### Material
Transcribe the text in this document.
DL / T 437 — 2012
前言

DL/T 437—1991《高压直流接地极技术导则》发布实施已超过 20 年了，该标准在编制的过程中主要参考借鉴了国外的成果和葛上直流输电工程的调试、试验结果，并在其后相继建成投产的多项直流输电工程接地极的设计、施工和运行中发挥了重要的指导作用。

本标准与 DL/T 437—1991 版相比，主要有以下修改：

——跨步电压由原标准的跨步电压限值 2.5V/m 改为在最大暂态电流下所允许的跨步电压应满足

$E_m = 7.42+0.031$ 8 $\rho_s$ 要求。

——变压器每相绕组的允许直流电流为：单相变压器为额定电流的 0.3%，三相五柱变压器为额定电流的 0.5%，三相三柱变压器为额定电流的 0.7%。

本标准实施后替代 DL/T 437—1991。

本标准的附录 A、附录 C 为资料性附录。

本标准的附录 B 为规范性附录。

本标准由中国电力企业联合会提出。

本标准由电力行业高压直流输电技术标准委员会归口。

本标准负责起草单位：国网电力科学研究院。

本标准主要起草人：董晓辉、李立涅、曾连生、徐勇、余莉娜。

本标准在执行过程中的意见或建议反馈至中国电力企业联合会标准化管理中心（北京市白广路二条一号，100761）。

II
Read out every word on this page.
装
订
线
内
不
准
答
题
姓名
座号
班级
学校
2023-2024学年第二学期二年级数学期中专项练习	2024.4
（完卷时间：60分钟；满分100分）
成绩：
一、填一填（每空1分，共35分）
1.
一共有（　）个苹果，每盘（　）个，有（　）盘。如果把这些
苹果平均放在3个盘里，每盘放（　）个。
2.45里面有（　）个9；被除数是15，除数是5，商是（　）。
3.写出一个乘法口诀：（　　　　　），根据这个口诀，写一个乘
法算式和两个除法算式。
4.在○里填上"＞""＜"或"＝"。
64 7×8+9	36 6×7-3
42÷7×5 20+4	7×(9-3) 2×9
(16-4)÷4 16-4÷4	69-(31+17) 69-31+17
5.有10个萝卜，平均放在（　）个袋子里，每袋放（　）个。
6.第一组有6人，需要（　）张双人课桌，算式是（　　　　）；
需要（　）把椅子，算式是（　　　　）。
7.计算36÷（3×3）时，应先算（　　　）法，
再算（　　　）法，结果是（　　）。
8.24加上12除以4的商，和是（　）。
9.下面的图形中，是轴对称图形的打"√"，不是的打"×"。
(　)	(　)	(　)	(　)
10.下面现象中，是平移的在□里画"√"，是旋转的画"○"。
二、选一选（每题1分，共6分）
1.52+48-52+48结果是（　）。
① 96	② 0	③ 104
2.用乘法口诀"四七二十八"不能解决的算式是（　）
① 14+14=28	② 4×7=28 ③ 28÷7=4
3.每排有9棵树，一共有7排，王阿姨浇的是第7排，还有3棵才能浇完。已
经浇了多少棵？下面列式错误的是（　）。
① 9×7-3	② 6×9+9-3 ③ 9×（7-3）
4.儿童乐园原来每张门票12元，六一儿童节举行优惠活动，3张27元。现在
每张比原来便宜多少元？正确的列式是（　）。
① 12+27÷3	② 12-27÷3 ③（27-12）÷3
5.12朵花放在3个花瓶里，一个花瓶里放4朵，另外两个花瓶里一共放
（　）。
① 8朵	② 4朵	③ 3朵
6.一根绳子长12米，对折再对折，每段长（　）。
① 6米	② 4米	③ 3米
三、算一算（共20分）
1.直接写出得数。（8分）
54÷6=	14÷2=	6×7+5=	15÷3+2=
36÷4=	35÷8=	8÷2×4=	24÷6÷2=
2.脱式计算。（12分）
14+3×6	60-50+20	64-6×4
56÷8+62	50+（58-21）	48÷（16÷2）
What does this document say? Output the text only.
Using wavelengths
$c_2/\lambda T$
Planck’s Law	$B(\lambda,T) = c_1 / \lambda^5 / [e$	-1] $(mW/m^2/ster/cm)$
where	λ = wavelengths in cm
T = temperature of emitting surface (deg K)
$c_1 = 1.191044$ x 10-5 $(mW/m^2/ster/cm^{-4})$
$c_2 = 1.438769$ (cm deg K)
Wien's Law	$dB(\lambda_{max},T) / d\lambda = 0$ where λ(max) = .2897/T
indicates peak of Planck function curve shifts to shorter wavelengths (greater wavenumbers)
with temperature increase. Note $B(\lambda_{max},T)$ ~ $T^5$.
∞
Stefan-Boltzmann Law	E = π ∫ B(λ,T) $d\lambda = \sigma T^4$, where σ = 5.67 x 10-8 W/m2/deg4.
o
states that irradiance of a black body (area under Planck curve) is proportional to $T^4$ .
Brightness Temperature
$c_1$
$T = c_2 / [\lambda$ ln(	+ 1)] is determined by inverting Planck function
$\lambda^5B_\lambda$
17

### Written problem
Copy all of the data exactly.

### Right answer
Transcribe the text in this document.
DL / T 437 — 2012
前言

DL/T 437—1991《高压直流接地极技术导则》发布实施已超过 20 年了，该标准在编制的过程中主要参考借鉴了国外的成果和葛上直流输电工程的调试、试验结果，并在其后相继建成投产的多项直流输电工程接地极的设计、施工和运行中发挥了重要的指导作用。

本标准与 DL/T 437—1991 版相比，主要有以下修改：

——跨步电压由原标准的跨步电压限值 2.5V/m 改为在最大暂态电流下所允许的跨步电压应满足

$E_m = 7.42+0.031$ 8 $\rho_s$ 要求。

——变压器每相绕组的允许直流电流为：单相变压器为额定电流的 0.3%，三相五柱变压器为额定电流的 0.5%，三相三柱变压器为额定电流的 0.7%。

本标准实施后替代 DL/T 437—1991。

本标准的附录 A、附录 C 为资料性附录。

本标准的附录 B 为规范性附录。

本标准由中国电力企业联合会提出。

本标准由电力行业高压直流输电技术标准委员会归口。

本标准负责起草单位：国网电力科学研究院。

本标准主要起草人：董晓辉、李立涅、曾连生、徐勇、余莉娜。

本标准在执行过程中的意见或建议反馈至中国电力企业联合会标准化管理中心（北京市白广路二条一号，100761）。

II
Read out every word on this page.
装
订
线
内
不
准
答
题
姓名
座号
班级
学校
2023-2024学年第二学期二年级数学期中专项练习	2024.4
（完卷时间：60分钟；满分100分）
成绩：
一、填一填（每空1分，共35分）
1.
一共有（　）个苹果，每盘（　）个，有（　）盘。如果把这些
苹果平均放在3个盘里，每盘放（　）个。
2.45里面有（　）个9；被除数是15，除数是5，商是（　）。
3.写出一个乘法口诀：（　　　　　），根据这个口诀，写一个乘
法算式和两个除法算式。
4.在○里填上"＞""＜"或"＝"。
64 7×8+9	36 6×7-3
42÷7×5 20+4	7×(9-3) 2×9
(16-4)÷4 16-4÷4	69-(31+17) 69-31+17
5.有10个萝卜，平均放在（　）个袋子里，每袋放（　）个。
6.第一组有6人，需要（　）张双人课桌，算式是（　　　　）；
需要（　）把椅子，算式是（　　　　）。
7.计算36÷（3×3）时，应先算（　　　）法，
再算（　　　）法，结果是（　　）。
8.24加上12除以4的商，和是（　）。
9.下面的图形中，是轴对称图形的打"√"，不是的打"×"。
(　)	(　)	(　)	(　)
10.下面现象中，是平移的在□里画"√"，是旋转的画"○"。
二、选一选（每题1分，共6分）
1.52+48-52+48结果是（　）。
① 96	② 0	③ 104
2.用乘法口诀"四七二十八"不能解决的算式是（　）
① 14+14=28	② 4×7=28 ③ 28÷7=4
3.每排有9棵树，一共有7排，王阿姨浇的是第7排，还有3棵才能浇完。已
经浇了多少棵？下面列式错误的是（　）。
① 9×7-3	② 6×9+9-3 ③ 9×（7-3）
4.儿童乐园原来每张门票12元，六一儿童节举行优惠活动，3张27元。现在
每张比原来便宜多少元？正确的列式是（　）。
① 12+27÷3	② 12-27÷3 ③（27-12）÷3
5.12朵花放在3个花瓶里，一个花瓶里放4朵，另外两个花瓶里一共放
（　）。
① 8朵	② 4朵	③ 3朵
6.一根绳子长12米，对折再对折，每段长（　）。
① 6米	② 4米	③ 3米
三、算一算（共20分）
1.直接写出得数。（8分）
54÷6=	14÷2=	6×7+5=	15÷3+2=
36÷4=	35÷8=	8÷2×4=	24÷6÷2=
2.脱式计算。（12分）
14+3×6	60-50+20	64-6×4
56÷8+62	50+（58-21）	48÷（16÷2）
What does this document say? Output the text only.
Using wavelengths
$c_2/\lambda T$
Planck’s Law	$B(\lambda,T) = c_1 / \lambda^5 / [e$	-1] $(mW/m^2/ster/cm)$
where	λ = wavelengths in cm
T = temperature of emitting surface (deg K)
$c_1 = 1.191044$ x 10-5 $(mW/m^2/ster/cm^{-4})$
$c_2 = 1.438769$ (cm deg K)
Wien's Law	$dB(\lambda_{max},T) / d\lambda = 0$ where λ(max) = .2897/T
indicates peak of Planck function curve shifts to shorter wavelengths (greater wavenumbers)
with temperature increase. Note $B(\lambda_{max},T)$ ~ $T^5$.
∞
Stefan-Boltzmann Law	E = π ∫ B(λ,T) $d\lambda = \sigma T^4$, where σ = 5.67 x 10-8 W/m2/deg4.
o
states that irradiance of a black body (area under Planck curve) is proportional to $T^4$ .
Brightness Temperature
$c_1$
$T = c_2 / [\lambda$ ln(	+ 1)] is determined by inverting Planck function
$\lambda^5B_\lambda$
17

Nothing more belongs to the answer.